**Parts of the exercise:**
a. Rewrite the passage on Baylor's charter change, everything from "Baylor's charter change" down to "of the trustees.", with "board members" in place of "trustees".
b. According to the passage on Baylor's charter change, what portion of the university's governing board could the Baptist General Convention of Texas elect after the 1990 change?

**Excerpted passage:**
## Begin

As the largest Baptist university in the nation, Baylor has been intentional about its religious identity since it was chartered in 1845. A small college founded in Independence, Texas (and later relocated to Waco), Baylor has taken the name of its birthplace to heart. It was one of the first Baptist colleges associated with a state general convention to alter its relationship with its sponsoring denomination following the 1979 takeover of the Southern Baptist Convention by political fundamentalists. 
Baylor's charter change was engineered in 1990 by then-President Herbert H. Reynolds -- a move that allowed the Baptist General Convention of Texas to elect only one-quarter of the University's governing board, whereas previously, the BGCT elected all of the trustees.
Although the charter change was a move away from the fundamentalist-controlled SBC, it was not a move away from Baylor's Baptist roots. Reynolds said at the time of the charter change that he would not sit back and watch the University be taken over by ultra-conservative Baptists who are "more interested in indoctrination than education and enlightenment" (Chronicle of Higher Education, 1990, Katherine S. Mangan).
Even then, Baylor was fighting for faith and reason: its determination to uphold its religious heritage while it protected academic freedom and the pursuit of knowledge. As Reynolds said in the Chronicle story: "We feel that we at Baylor need to be a leader in the struggle for religious liberty. We're trying to show that you can be an institution committed to Christ and still be an institution dedicated to the best of learning and the best of living."
Robert Baird, Master Teacher and longtime chair of the Department of Philosophy, remembers well the charter change and Reynolds' actions on campus immediately thereafter. "One of the first things he did was to initiate meetings with Baylor faculty to discuss the change and to emphasize that the move was not taken as an effort to distance ourselves from our religious heritage," he says.

## End

**Dataset content:**
## Begin

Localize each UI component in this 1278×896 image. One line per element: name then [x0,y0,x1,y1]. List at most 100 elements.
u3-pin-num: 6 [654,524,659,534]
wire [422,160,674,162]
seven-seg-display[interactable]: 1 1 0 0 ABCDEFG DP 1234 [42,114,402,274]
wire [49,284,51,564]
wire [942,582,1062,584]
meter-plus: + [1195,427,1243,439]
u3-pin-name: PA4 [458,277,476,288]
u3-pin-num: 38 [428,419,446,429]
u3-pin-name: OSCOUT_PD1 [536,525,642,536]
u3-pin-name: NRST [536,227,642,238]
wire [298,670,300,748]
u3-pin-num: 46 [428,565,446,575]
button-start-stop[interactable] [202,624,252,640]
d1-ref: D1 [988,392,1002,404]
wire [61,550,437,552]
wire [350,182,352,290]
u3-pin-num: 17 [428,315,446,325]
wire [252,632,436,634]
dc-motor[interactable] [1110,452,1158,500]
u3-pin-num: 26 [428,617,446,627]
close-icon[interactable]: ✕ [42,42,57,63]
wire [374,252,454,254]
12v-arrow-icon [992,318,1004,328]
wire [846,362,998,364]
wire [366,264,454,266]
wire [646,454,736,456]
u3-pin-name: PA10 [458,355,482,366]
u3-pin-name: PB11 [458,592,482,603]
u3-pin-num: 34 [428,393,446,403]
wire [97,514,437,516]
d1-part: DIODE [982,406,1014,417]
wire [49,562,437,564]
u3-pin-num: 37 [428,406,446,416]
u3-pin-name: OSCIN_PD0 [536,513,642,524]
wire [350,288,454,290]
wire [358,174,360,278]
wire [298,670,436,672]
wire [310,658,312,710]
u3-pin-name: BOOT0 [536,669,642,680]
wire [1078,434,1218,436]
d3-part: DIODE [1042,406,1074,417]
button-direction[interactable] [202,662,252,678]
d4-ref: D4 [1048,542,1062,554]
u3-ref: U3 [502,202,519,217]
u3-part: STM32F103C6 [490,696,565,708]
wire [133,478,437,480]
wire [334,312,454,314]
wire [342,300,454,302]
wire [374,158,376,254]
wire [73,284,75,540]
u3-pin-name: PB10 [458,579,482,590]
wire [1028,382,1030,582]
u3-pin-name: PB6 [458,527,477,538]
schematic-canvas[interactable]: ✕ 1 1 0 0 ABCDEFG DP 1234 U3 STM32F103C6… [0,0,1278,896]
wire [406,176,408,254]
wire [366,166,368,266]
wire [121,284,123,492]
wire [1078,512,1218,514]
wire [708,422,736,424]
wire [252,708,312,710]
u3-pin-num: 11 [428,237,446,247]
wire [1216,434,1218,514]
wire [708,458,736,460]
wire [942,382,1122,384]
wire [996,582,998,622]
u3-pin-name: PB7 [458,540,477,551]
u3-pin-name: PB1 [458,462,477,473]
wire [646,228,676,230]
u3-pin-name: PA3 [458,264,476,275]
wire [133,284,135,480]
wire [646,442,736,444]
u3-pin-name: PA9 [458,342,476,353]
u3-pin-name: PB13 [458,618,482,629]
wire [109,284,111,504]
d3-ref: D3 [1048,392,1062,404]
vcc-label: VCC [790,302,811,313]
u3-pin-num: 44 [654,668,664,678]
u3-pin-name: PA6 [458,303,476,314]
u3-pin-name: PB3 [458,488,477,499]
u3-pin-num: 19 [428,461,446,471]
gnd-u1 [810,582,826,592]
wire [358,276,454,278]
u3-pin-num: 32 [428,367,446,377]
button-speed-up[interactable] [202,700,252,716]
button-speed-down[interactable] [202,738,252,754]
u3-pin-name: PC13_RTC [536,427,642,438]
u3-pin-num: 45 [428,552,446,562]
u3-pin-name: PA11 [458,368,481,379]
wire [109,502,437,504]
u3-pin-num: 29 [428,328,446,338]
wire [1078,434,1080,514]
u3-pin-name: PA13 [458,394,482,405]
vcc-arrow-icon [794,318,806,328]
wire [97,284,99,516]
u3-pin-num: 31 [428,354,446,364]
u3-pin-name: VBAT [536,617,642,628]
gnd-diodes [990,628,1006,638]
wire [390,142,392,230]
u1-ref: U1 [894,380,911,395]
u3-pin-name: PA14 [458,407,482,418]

## End

**Solution list:**
a.
Baylor's charter change was engineered in 1990 by then-President Herbert H. Reynolds -- a move that allowed the Baptist General Convention of Texas to elect only one-quarter of the University's governing board, whereas previously, the BGCT elected all of the board members.

b. One-quarter of the board.